_EXCERPTED DATA_:
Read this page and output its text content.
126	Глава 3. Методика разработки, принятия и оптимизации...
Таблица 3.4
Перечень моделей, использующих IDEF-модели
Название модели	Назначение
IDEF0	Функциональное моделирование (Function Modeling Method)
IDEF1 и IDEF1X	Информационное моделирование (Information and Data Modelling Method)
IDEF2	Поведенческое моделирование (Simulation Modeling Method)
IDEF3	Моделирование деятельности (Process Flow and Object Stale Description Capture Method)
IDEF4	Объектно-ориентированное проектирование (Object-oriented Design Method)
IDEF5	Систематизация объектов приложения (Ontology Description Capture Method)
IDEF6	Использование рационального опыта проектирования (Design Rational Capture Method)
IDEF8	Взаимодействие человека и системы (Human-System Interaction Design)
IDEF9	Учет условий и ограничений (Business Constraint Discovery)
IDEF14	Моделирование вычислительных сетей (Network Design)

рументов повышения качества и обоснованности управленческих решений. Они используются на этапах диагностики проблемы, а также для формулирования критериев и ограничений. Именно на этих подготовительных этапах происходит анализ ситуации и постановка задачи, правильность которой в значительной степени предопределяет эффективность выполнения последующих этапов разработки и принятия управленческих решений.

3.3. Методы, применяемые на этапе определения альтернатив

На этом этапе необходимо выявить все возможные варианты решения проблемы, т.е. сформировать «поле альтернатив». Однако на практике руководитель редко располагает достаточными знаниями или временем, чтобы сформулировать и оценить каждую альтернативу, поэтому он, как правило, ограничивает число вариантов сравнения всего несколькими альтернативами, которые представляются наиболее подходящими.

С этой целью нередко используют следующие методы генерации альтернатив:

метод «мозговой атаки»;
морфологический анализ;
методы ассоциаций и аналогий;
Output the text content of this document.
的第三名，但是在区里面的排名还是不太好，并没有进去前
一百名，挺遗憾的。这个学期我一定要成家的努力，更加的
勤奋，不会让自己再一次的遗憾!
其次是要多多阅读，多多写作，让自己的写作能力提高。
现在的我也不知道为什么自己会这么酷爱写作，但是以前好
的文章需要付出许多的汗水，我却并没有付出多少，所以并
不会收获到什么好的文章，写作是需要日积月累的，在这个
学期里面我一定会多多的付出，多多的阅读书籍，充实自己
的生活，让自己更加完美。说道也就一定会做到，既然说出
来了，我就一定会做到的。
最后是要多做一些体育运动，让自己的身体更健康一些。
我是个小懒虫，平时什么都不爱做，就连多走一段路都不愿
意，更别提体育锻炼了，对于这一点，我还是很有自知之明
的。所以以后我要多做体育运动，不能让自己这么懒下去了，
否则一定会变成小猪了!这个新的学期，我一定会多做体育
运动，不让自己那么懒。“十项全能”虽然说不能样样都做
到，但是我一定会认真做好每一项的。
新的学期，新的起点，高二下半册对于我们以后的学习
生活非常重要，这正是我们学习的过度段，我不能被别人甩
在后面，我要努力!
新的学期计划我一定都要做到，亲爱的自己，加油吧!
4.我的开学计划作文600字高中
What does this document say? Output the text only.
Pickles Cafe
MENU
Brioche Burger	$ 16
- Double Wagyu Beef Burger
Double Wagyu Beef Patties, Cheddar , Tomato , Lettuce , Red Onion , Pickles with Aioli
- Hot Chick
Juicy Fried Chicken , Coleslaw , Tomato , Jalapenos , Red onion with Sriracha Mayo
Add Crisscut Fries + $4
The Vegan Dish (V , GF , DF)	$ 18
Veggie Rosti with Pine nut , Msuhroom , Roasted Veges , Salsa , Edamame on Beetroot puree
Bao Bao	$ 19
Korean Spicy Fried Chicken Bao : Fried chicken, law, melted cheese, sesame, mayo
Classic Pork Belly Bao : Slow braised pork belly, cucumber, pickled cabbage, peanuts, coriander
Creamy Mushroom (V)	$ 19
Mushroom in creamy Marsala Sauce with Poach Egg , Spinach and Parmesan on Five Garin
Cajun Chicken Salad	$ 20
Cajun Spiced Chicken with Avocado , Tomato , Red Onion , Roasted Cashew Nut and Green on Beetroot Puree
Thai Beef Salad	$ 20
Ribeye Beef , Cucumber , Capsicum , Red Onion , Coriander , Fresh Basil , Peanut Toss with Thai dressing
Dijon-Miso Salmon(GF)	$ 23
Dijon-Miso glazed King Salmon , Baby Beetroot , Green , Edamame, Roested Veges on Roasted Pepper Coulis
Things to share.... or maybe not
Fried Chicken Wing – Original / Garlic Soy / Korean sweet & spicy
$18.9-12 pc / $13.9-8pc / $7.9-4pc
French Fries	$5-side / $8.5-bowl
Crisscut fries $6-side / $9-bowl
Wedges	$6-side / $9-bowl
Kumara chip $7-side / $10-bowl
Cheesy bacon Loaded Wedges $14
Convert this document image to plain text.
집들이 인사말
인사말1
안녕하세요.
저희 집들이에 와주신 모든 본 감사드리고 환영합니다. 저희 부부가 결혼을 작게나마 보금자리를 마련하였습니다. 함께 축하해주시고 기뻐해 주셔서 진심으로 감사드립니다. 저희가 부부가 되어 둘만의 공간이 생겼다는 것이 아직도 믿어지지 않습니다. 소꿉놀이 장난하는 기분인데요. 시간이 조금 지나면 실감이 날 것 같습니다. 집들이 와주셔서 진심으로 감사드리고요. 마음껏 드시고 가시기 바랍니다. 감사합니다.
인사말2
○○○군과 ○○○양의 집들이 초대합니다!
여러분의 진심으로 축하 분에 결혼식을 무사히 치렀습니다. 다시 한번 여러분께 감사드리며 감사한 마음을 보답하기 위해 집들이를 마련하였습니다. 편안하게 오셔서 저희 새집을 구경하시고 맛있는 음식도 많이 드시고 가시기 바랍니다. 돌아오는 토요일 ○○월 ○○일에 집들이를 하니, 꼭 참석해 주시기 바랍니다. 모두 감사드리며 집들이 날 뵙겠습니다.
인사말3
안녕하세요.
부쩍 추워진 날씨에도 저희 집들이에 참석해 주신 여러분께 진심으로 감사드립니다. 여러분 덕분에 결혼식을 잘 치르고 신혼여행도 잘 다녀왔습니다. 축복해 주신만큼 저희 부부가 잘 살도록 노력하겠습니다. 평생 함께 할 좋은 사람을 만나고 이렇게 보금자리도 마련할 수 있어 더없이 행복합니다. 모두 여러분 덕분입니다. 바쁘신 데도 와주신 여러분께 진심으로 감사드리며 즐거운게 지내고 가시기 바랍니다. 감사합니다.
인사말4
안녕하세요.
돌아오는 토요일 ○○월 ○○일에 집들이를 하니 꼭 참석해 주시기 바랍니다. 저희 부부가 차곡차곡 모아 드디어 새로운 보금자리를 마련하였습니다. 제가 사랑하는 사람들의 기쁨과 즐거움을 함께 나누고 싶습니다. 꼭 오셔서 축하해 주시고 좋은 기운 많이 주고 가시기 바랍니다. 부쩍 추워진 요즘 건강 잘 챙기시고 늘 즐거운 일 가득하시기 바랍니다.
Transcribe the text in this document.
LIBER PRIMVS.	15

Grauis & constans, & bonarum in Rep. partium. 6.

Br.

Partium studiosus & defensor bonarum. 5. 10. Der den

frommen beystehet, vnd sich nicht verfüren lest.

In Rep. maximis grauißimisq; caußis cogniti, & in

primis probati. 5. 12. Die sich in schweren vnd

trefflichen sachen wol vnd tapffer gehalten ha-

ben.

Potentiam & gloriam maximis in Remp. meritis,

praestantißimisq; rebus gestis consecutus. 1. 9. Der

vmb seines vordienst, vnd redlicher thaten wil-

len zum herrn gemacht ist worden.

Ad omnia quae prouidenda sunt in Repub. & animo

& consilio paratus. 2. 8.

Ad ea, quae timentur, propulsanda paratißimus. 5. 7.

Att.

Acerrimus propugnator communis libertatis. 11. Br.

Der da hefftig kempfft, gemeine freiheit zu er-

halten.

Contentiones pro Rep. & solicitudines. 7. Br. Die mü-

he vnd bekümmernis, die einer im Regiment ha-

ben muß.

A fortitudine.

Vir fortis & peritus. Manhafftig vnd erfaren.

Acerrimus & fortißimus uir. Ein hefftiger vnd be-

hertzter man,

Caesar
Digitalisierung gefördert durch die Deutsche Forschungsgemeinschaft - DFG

_WHAT YOU HAVE TO DO_: Review the preceding data and report every line that includes the string "결혼식을".

_SOLUTION FOR THIS TASK_:
여러분의 진심으로 축하 분에 결혼식을 무사히 치렀습니다. 다시 한번 여러분께 감사드리며 감사한 마음을 보답하기 위해 집들이를 마련하였습니다. 편안하게 오셔서 저희 새집을 구경하시고 맛있는 음식도 많이 드시고 가시기 바랍니다. 돌아오는 토요일 ○○월 ○○일에 집들이를 하니, 꼭 참석해 주시기 바랍니다. 모두 감사드리며 집들이 날 뵙겠습니다.
부쩍 추워진 날씨에도 저희 집들이에 참석해 주신 여러분께 진심으로 감사드립니다. 여러분 덕분에 결혼식을 잘 치르고 신혼여행도 잘 다녀왔습니다. 축복해 주신만큼 저희 부부가 잘 살도록 노력하겠습니다. 평생 함께 할 좋은 사람을 만나고 이렇게 보금자리도 마련할 수 있어 더없이 행복합니다. 모두 여러분 덕분입니다. 바쁘신 데도 와주신 여러분께 진심으로 감사드리며 즐거운게 지내고 가시기 바랍니다. 감사합니다.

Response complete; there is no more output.